Output the entries below exactly as written, omitting pictures.

=== Data ===

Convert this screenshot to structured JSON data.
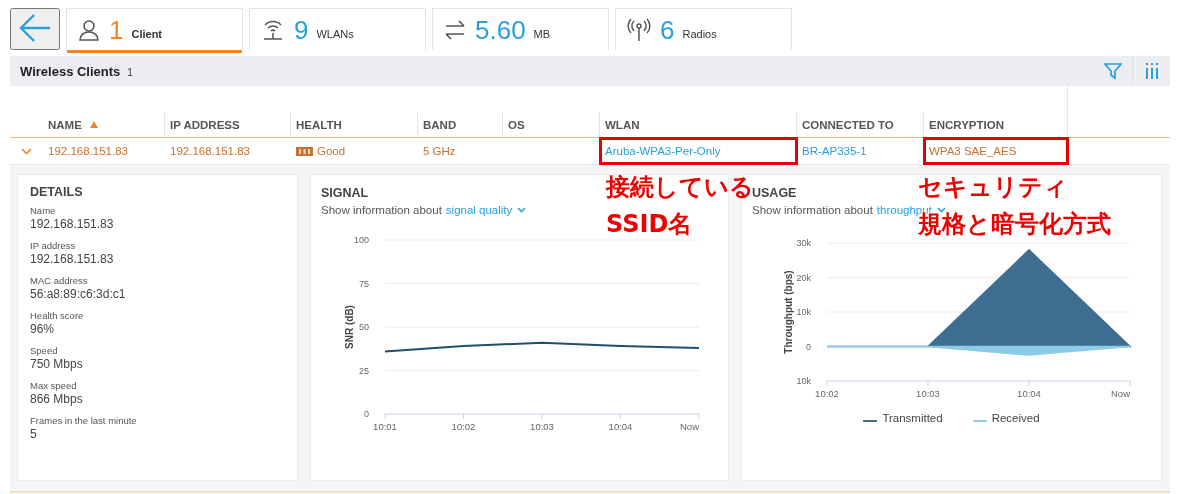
{
  "tabs": [
    {
      "count": "1",
      "label": "Client",
      "selected": true
    },
    {
      "count": "9",
      "label": "WLANs",
      "selected": false
    },
    {
      "count": "5.60",
      "label": "MB",
      "selected": false
    },
    {
      "count": "6",
      "label": "Radios",
      "selected": false
    }
  ],
  "section": {
    "title": "Wireless Clients",
    "count": "1"
  },
  "table": {
    "columns": [
      {
        "label": "NAME",
        "sorted": true
      },
      {
        "label": "IP ADDRESS",
        "sorted": false
      },
      {
        "label": "HEALTH",
        "sorted": false
      },
      {
        "label": "BAND",
        "sorted": false
      },
      {
        "label": "OS",
        "sorted": false
      },
      {
        "label": "WLAN",
        "sorted": false
      },
      {
        "label": "CONNECTED TO",
        "sorted": false
      },
      {
        "label": "ENCRYPTION",
        "sorted": false
      }
    ],
    "rows": [
      {
        "expanded": true,
        "cells": [
          {
            "kind": "text",
            "text": "192.168.151.83",
            "highlighted": false
          },
          {
            "kind": "text",
            "text": "192.168.151.83",
            "highlighted": false
          },
          {
            "kind": "health",
            "text": "Good",
            "highlighted": false
          },
          {
            "kind": "text",
            "text": "5 GHz",
            "highlighted": false
          },
          null,
          {
            "kind": "link",
            "text": "Aruba-WPA3-Per-Only",
            "highlighted": true
          },
          {
            "kind": "link",
            "text": "BR-AP335-1",
            "highlighted": false
          },
          {
            "kind": "text",
            "text": "WPA3 SAE_AES",
            "highlighted": true
          }
        ]
      }
    ]
  },
  "details": {
    "title": "DETAILS",
    "fields": [
      {
        "label": "Name",
        "value": "192.168.151.83"
      },
      {
        "label": "IP address",
        "value": "192.168.151.83"
      },
      {
        "label": "MAC address",
        "value": "56:a8:89:c6:3d:c1"
      },
      {
        "label": "Health score",
        "value": "96%"
      },
      {
        "label": "Speed",
        "value": "750 Mbps"
      },
      {
        "label": "Max speed",
        "value": "866 Mbps"
      },
      {
        "label": "Frames in the last minute",
        "value": "5"
      }
    ]
  },
  "signal": {
    "title": "SIGNAL",
    "prompt": "Show information about",
    "selector": "signal quality",
    "chart_data": {
      "type": "line",
      "ylabel": "SNR (dB)",
      "categories": [
        "10:01",
        "10:02",
        "10:03",
        "10:04",
        "Now"
      ],
      "ylim": [
        0,
        100
      ],
      "yticks": [
        0,
        25,
        50,
        75,
        100
      ],
      "grid": true,
      "values": [
        36,
        39,
        41,
        39,
        38
      ]
    }
  },
  "usage": {
    "title": "USAGE",
    "prompt": "Show information about",
    "selector": "throughput",
    "chart_data": {
      "type": "area",
      "ylabel": "Throughput (bps)",
      "categories": [
        "10:02",
        "10:03",
        "10:04",
        "Now"
      ],
      "ylim": [
        -10000,
        30000
      ],
      "grid": true,
      "yticks": [
        {
          "value": -10000,
          "label": "10k"
        },
        0,
        {
          "value": 10000,
          "label": "10k"
        },
        {
          "value": 20000,
          "label": "20k"
        },
        {
          "value": 30000,
          "label": "30k"
        }
      ],
      "series": [
        {
          "name": "Transmitted",
          "color": "#3d6e91",
          "values": [
            0,
            0,
            28000,
            0
          ]
        },
        {
          "name": "Received",
          "color": "#8ecbea",
          "values": [
            0,
            0,
            -2500,
            0
          ]
        }
      ]
    }
  },
  "annotations": [
    {
      "lines": [
        "接続している",
        "SSID名"
      ]
    },
    {
      "lines": [
        "セキュリティ",
        "規格と暗号化方式"
      ]
    }
  ]
}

===

_The solution_:
Convert this screenshot to structured JSON data.
{
  "tabs": [
    {
      "count": "1",
      "label": "Client",
      "selected": true
    },
    {
      "count": "9",
      "label": "WLANs",
      "selected": false
    },
    {
      "count": "5.60",
      "label": "MB",
      "selected": false
    },
    {
      "count": "6",
      "label": "Radios",
      "selected": false
    }
  ],
  "section": {
    "title": "Wireless Clients",
    "count": "1"
  },
  "table": {
    "columns": [
      {
        "label": "NAME",
        "sorted": true
      },
      {
        "label": "IP ADDRESS",
        "sorted": false
      },
      {
        "label": "HEALTH",
        "sorted": false
      },
      {
        "label": "BAND",
        "sorted": false
      },
      {
        "label": "OS",
        "sorted": false
      },
      {
        "label": "WLAN",
        "sorted": false
      },
      {
        "label": "CONNECTED TO",
        "sorted": false
      },
      {
        "label": "ENCRYPTION",
        "sorted": false
      }
    ],
    "rows": [
      {
        "expanded": true,
        "cells": [
          {
            "kind": "text",
            "text": "192.168.151.83",
            "highlighted": false
          },
          {
            "kind": "text",
            "text": "192.168.151.83",
            "highlighted": false
          },
          {
            "kind": "health",
            "text": "Good",
            "highlighted": false
          },
          {
            "kind": "text",
            "text": "5 GHz",
            "highlighted": false
          },
          null,
          {
            "kind": "link",
            "text": "Aruba-WPA3-Per-Only",
            "highlighted": true
          },
          {
            "kind": "link",
            "text": "BR-AP335-1",
            "highlighted": false
          },
          {
            "kind": "text",
            "text": "WPA3 SAE_AES",
            "highlighted": true
          }
        ]
      }
    ]
  },
  "details": {
    "title": "DETAILS",
    "fields": [
      {
        "label": "Name",
        "value": "192.168.151.83"
      },
      {
        "label": "IP address",
        "value": "192.168.151.83"
      },
      {
        "label": "MAC address",
        "value": "56:a8:89:c6:3d:c1"
      },
      {
        "label": "Health score",
        "value": "96%"
      },
      {
        "label": "Speed",
        "value": "750 Mbps"
      },
      {
        "label": "Max speed",
        "value": "866 Mbps"
      },
      {
        "label": "Frames in the last minute",
        "value": "5"
      }
    ]
  },
  "signal": {
    "title": "SIGNAL",
    "prompt": "Show information about",
    "selector": "signal quality",
    "chart_data": {
      "type": "line",
      "ylabel": "SNR (dB)",
      "categories": [
        "10:01",
        "10:02",
        "10:03",
        "10:04",
        "Now"
      ],
      "ylim": [
        0,
        100
      ],
      "yticks": [
        0,
        25,
        50,
        75,
        100
      ],
      "grid": true,
      "values": [
        36,
        39,
        41,
        39,
        38
      ]
    }
  },
  "usage": {
    "title": "USAGE",
    "prompt": "Show information about",
    "selector": "throughput",
    "chart_data": {
      "type": "area",
      "ylabel": "Throughput (bps)",
      "categories": [
        "10:02",
        "10:03",
        "10:04",
        "Now"
      ],
      "ylim": [
        -10000,
        30000
      ],
      "grid": true,
      "yticks": [
        {
          "value": -10000,
          "label": "10k"
        },
        0,
        {
          "value": 10000,
          "label": "10k"
        },
        {
          "value": 20000,
          "label": "20k"
        },
        {
          "value": 30000,
          "label": "30k"
        }
      ],
      "series": [
        {
          "name": "Transmitted",
          "color": "#3d6e91",
          "values": [
            0,
            0,
            28000,
            0
          ]
        },
        {
          "name": "Received",
          "color": "#8ecbea",
          "values": [
            0,
            0,
            -2500,
            0
          ]
        }
      ]
    }
  },
  "annotations": [
    {
      "lines": [
        "接続している",
        "SSID名"
      ]
    },
    {
      "lines": [
        "セキュリティ",
        "規格と暗号化方式"
      ]
    }
  ]
}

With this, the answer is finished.